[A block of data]
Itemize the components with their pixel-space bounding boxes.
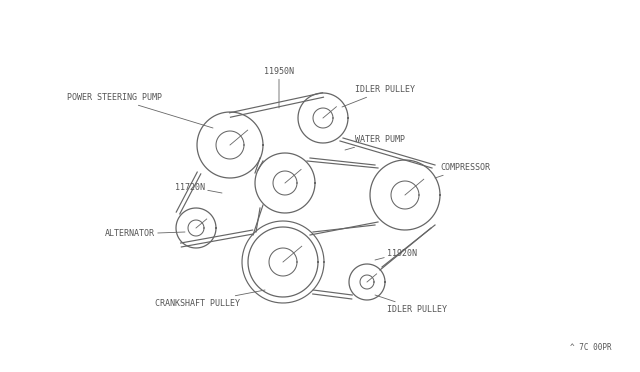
- Text: WATER PUMP: WATER PUMP: [345, 135, 405, 150]
- Text: CRANKSHAFT PULLEY: CRANKSHAFT PULLEY: [155, 290, 265, 308]
- Text: POWER STEERING PUMP: POWER STEERING PUMP: [67, 93, 213, 128]
- Text: 11920N: 11920N: [375, 248, 417, 260]
- Text: ALTERNATOR: ALTERNATOR: [105, 230, 185, 238]
- Text: COMPRESSOR: COMPRESSOR: [435, 164, 490, 178]
- Text: ^ 7C 00PR: ^ 7C 00PR: [570, 343, 612, 353]
- Text: 11720N: 11720N: [175, 183, 222, 193]
- Text: IDLER PULLEY: IDLER PULLEY: [342, 86, 415, 107]
- Text: IDLER PULLEY: IDLER PULLEY: [375, 295, 447, 314]
- Text: 11950N: 11950N: [264, 67, 294, 108]
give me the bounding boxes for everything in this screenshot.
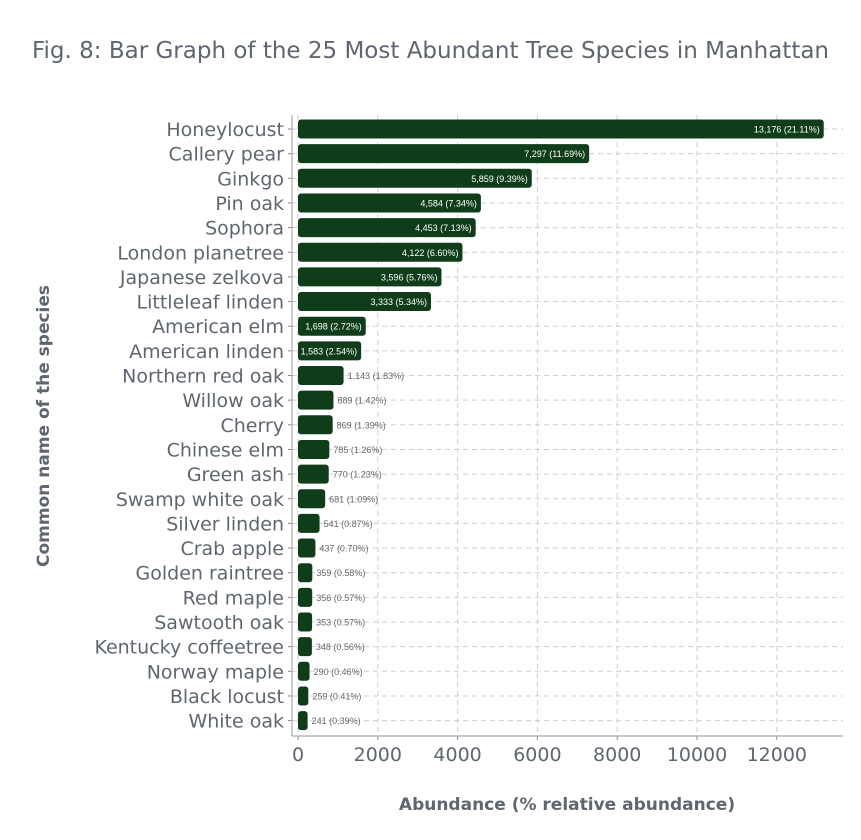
bar-value-label: 4,453 (7.13%) [415,223,472,233]
bar [298,464,329,484]
category-label: Littleleaf linden [137,292,284,314]
bar [298,612,313,632]
bar [298,341,362,361]
bar [298,218,476,238]
bar [298,513,320,533]
bar-value-label: 681 (1.09%) [329,494,378,504]
data-labels: 13,176 (21.11%) 7,297 (11.69%) 5,859 (9.39… [301,125,820,727]
bar-value-label: 889 (1.42%) [337,396,386,406]
y-axis-title: Common name of the species [34,285,54,567]
category-label: Crab apple [180,538,284,560]
bar-value-label: 770 (1.23%) [333,470,382,480]
bar-value-label: 869 (1.39%) [337,420,386,430]
x-tick-label: 2000 [354,744,402,766]
bar [298,144,590,164]
bar-value-label: 437 (0.70%) [319,544,368,554]
category-label: Sawtooth oak [154,612,284,634]
bar-value-label: 1,583 (2.54%) [301,346,358,356]
bar [298,316,366,336]
category-label: Chinese elm [167,439,284,461]
bar-value-label: 5,859 (9.39%) [471,174,528,184]
category-label: Red maple [183,587,284,609]
x-tick-label: 6000 [513,744,561,766]
bar-value-label: 4,122 (6.60%) [402,248,459,258]
category-label: London planetree [117,242,284,264]
bar [298,637,312,657]
bar-value-label: 1,143 (1.83%) [348,371,405,381]
bar [298,168,532,188]
bar [298,563,313,583]
bar [298,292,431,312]
category-label: Golden raintree [136,563,284,585]
x-tick-label: 0 [292,744,304,766]
bar [298,661,310,681]
category-label: Green ash [187,464,284,486]
bar-value-label: 348 (0.56%) [316,642,365,652]
x-tick-label: 12000 [747,744,807,766]
bar [298,538,316,558]
category-label: Willow oak [182,390,284,412]
bar-value-label: 3,333 (5.34%) [370,297,427,307]
x-axis-title: Abundance (% relative abundance) [399,795,735,815]
bar-value-label: 359 (0.58%) [316,568,365,578]
x-tick-label: 4000 [433,744,481,766]
bar [298,193,481,213]
bar-value-label: 4,584 (7.34%) [420,198,477,208]
bars [298,119,824,731]
category-label: Norway maple [147,661,284,683]
bar [298,439,330,459]
category-label: Ginkgo [217,168,284,190]
bar-value-label: 356 (0.57%) [316,593,365,603]
bar [298,686,309,706]
bar-value-label: 290 (0.46%) [314,667,363,677]
category-label: American linden [129,341,284,363]
bar [298,366,344,385]
bar [298,119,824,139]
category-label: Kentucky coffeetree [94,637,284,659]
x-tick-label: 10000 [667,744,727,766]
bar-value-label: 541 (0.87%) [324,519,373,529]
bar-value-label: 3,596 (5.76%) [381,272,438,282]
category-label: Honeylocust [166,119,284,141]
bar [298,242,463,262]
bar-value-label: 13,176 (21.11%) [754,125,820,135]
category-label: American elm [152,316,284,338]
bar [298,415,333,435]
bar-value-label: 241 (0.39%) [312,716,361,726]
category-label: Sophora [205,218,284,240]
bar-value-label: 353 (0.57%) [316,618,365,628]
bar [298,267,442,287]
bar [298,390,334,410]
category-label: Pin oak [215,193,284,215]
category-label: Cherry [220,415,284,437]
x-tick-labels: 0 2000 4000 6000 8000 10000 12000 [292,736,807,766]
bar-value-label: 7,297 (11.69%) [524,149,585,159]
chart-title: Fig. 8: Bar Graph of the 25 Most Abundan… [31,38,830,64]
bar [298,711,308,731]
category-label: Japanese zelkova [119,267,284,289]
bar-value-label: 259 (0.41%) [312,691,361,701]
category-label: Swamp white oak [116,489,284,511]
category-label: Northern red oak [122,366,284,388]
category-label: Silver linden [166,513,284,535]
x-tick-label: 8000 [593,744,641,766]
bar-value-label: 1,698 (2.72%) [305,322,362,332]
category-label: Callery pear [169,144,285,166]
bar [298,489,326,509]
bar-value-label: 785 (1.26%) [333,445,382,455]
category-label: Black locust [170,686,284,708]
bar [298,587,313,607]
category-label: White oak [188,711,284,733]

> AIM
Could you write out all of these rows again with "IDLER PULLEY" renamed to "TENSIONER PULLEY" wherever it occurs, keeping everything else the same and leaving the pictures out?

> CORRECT OUTPUT
Itemize the components with their pixel-space bounding boxes.
- Text: WATER PUMP: WATER PUMP: [345, 135, 405, 150]
- Text: CRANKSHAFT PULLEY: CRANKSHAFT PULLEY: [155, 290, 265, 308]
- Text: POWER STEERING PUMP: POWER STEERING PUMP: [67, 93, 213, 128]
- Text: 11920N: 11920N: [375, 248, 417, 260]
- Text: ALTERNATOR: ALTERNATOR: [105, 230, 185, 238]
- Text: COMPRESSOR: COMPRESSOR: [435, 164, 490, 178]
- Text: ^ 7C 00PR: ^ 7C 00PR: [570, 343, 612, 353]
- Text: 11720N: 11720N: [175, 183, 222, 193]
- Text: TENSIONER PULLEY: TENSIONER PULLEY: [342, 86, 415, 107]
- Text: TENSIONER PULLEY: TENSIONER PULLEY: [375, 295, 447, 314]
- Text: 11950N: 11950N: [264, 67, 294, 108]
give me the bounding boxes for everything in this screenshot.
bar-value-label: 4,453 (7.13%) [415,223,472,233]
bar [298,464,329,484]
category-label: Littleleaf linden [137,292,284,314]
bar [298,612,313,632]
bar [298,341,362,361]
bar [298,218,476,238]
bar [298,513,320,533]
bar-value-label: 681 (1.09%) [329,494,378,504]
data-labels: 13,176 (21.11%) 7,297 (11.69%) 5,859 (9.39… [301,125,820,727]
bar-value-label: 889 (1.42%) [337,396,386,406]
y-axis-title: Common name of the species [34,285,54,567]
category-label: Crab apple [180,538,284,560]
bar-value-label: 770 (1.23%) [333,470,382,480]
bar-value-label: 869 (1.39%) [337,420,386,430]
x-tick-label: 2000 [354,744,402,766]
bar [298,144,590,164]
bar-value-label: 437 (0.70%) [319,544,368,554]
category-label: Sawtooth oak [154,612,284,634]
bar-value-label: 1,583 (2.54%) [301,346,358,356]
bar [298,316,366,336]
category-label: Chinese elm [167,439,284,461]
bar-value-label: 5,859 (9.39%) [471,174,528,184]
category-label: Red maple [183,587,284,609]
x-tick-label: 6000 [513,744,561,766]
bar-value-label: 4,122 (6.60%) [402,248,459,258]
category-label: London planetree [117,242,284,264]
bar [298,637,312,657]
bar-value-label: 1,143 (1.83%) [348,371,405,381]
bar [298,168,532,188]
bar [298,563,313,583]
bar [298,292,431,312]
category-label: Golden raintree [136,563,284,585]
x-tick-label: 0 [292,744,304,766]
bar [298,661,310,681]
category-label: Green ash [187,464,284,486]
bar-value-label: 348 (0.56%) [316,642,365,652]
x-tick-label: 12000 [747,744,807,766]
bar [298,538,316,558]
category-label: Willow oak [182,390,284,412]
bar-value-label: 3,333 (5.34%) [370,297,427,307]
x-axis-title: Abundance (% relative abundance) [399,795,735,815]
bar-value-label: 359 (0.58%) [316,568,365,578]
x-tick-label: 4000 [433,744,481,766]
bar [298,193,481,213]
bar-value-label: 4,584 (7.34%) [420,198,477,208]
bars [298,119,824,731]
category-label: Norway maple [147,661,284,683]
bar [298,439,330,459]
category-label: Ginkgo [217,168,284,190]
bar-value-label: 356 (0.57%) [316,593,365,603]
bar [298,686,309,706]
bar-value-label: 290 (0.46%) [314,667,363,677]
category-label: American linden [129,341,284,363]
bar [298,366,344,385]
bar [298,119,824,139]
category-label: Kentucky coffeetree [94,637,284,659]
x-tick-label: 10000 [667,744,727,766]
bar-value-label: 541 (0.87%) [324,519,373,529]
bar-value-label: 3,596 (5.76%) [381,272,438,282]
category-label: Honeylocust [166,119,284,141]
bar [298,242,463,262]
bar-value-label: 13,176 (21.11%) [754,125,820,135]
category-label: American elm [152,316,284,338]
bar [298,415,333,435]
bar-value-label: 241 (0.39%) [312,716,361,726]
category-label: Sophora [205,218,284,240]
bar-value-label: 353 (0.57%) [316,618,365,628]
bar [298,267,442,287]
bar [298,390,334,410]
category-label: Pin oak [215,193,284,215]
category-label: Cherry [220,415,284,437]
x-tick-labels: 0 2000 4000 6000 8000 10000 12000 [292,736,807,766]
bar-value-label: 7,297 (11.69%) [524,149,585,159]
chart-title: Fig. 8: Bar Graph of the 25 Most Abundan… [31,38,830,64]
bar [298,711,308,731]
category-label: Japanese zelkova [119,267,284,289]
bar-value-label: 259 (0.41%) [312,691,361,701]
category-label: Swamp white oak [116,489,284,511]
category-label: Northern red oak [122,366,284,388]
category-label: Silver linden [166,513,284,535]
x-tick-label: 8000 [593,744,641,766]
bar-value-label: 1,698 (2.72%) [305,322,362,332]
category-label: Callery pear [169,144,285,166]
bar [298,489,326,509]
bar-value-label: 785 (1.26%) [333,445,382,455]
category-label: Black locust [170,686,284,708]
bar [298,587,313,607]
category-label: White oak [188,711,284,733]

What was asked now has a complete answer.